Recorded data
◇ ◇ ◇

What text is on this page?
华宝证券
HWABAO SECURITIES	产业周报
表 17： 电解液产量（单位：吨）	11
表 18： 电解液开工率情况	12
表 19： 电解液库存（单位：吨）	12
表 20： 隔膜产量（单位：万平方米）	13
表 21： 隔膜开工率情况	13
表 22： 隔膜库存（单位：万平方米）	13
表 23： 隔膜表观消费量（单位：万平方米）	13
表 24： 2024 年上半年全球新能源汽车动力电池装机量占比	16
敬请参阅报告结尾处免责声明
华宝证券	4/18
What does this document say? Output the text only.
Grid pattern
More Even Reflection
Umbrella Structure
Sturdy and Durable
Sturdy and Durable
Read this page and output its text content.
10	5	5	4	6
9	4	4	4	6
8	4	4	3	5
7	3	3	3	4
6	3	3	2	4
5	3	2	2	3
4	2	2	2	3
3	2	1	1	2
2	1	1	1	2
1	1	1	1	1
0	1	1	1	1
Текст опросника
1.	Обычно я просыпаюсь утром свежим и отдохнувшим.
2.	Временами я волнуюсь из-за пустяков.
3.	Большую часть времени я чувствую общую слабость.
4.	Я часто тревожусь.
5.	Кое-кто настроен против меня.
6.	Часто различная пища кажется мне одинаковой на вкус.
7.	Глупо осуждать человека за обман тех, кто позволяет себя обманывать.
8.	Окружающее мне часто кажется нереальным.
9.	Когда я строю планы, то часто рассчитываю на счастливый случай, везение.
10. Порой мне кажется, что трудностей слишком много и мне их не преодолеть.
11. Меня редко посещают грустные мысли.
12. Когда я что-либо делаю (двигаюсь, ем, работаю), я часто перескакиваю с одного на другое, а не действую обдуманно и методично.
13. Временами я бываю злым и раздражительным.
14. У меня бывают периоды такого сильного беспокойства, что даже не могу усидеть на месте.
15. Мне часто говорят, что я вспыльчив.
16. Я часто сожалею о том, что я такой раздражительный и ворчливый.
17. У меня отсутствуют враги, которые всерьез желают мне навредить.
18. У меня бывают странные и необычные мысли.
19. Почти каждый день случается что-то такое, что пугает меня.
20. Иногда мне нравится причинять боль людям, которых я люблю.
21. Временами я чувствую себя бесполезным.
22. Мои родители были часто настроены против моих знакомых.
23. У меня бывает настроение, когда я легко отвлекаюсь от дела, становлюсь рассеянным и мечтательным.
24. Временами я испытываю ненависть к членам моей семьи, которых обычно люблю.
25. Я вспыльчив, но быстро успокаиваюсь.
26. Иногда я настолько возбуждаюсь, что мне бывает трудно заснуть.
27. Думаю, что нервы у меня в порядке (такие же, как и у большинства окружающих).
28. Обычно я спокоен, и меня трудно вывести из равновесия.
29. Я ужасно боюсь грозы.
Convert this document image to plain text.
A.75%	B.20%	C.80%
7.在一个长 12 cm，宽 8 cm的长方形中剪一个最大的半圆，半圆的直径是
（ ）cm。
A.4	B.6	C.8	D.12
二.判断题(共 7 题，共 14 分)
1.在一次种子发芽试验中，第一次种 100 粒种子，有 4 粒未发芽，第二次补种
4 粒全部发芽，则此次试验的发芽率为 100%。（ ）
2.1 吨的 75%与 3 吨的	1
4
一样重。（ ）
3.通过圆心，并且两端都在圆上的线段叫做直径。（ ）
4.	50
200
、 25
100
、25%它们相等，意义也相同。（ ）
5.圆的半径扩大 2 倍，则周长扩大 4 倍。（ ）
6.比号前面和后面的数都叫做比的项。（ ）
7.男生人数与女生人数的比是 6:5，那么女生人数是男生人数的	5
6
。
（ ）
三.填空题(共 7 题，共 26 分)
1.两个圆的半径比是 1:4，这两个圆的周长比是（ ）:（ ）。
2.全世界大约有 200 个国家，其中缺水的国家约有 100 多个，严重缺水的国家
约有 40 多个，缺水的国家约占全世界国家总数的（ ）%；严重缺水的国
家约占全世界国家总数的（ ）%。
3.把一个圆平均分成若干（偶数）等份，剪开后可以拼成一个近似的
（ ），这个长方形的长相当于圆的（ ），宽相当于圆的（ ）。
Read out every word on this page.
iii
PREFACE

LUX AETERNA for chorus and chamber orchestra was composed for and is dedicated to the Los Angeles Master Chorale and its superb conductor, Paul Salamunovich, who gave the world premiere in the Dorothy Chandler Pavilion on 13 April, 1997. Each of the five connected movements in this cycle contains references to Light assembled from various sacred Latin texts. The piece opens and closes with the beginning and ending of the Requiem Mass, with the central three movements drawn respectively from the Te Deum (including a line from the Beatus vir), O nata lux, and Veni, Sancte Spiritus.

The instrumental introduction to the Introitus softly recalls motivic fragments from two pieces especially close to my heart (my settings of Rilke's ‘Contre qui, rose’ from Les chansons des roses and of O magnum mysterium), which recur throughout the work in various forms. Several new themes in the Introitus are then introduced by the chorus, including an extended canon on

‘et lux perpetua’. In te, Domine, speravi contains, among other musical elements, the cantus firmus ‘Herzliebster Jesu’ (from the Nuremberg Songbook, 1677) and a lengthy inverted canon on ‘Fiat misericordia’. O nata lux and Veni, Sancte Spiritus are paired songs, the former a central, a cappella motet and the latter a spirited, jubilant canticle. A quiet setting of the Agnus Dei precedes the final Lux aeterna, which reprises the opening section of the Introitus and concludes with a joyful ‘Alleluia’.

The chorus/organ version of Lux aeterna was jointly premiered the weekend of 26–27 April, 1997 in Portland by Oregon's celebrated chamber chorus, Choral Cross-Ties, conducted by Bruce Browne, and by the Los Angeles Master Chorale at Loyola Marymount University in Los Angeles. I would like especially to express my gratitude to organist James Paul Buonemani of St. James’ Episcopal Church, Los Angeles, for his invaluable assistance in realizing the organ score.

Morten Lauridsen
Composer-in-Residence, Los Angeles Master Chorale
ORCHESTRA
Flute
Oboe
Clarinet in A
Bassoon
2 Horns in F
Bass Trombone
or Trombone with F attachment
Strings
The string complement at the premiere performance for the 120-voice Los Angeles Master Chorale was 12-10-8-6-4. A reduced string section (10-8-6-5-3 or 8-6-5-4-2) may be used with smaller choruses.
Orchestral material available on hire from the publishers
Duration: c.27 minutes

◇ ◇ ◇

Work required:
How many lines in the records above hold the word "Trombone"? Give only the number.

In response:
2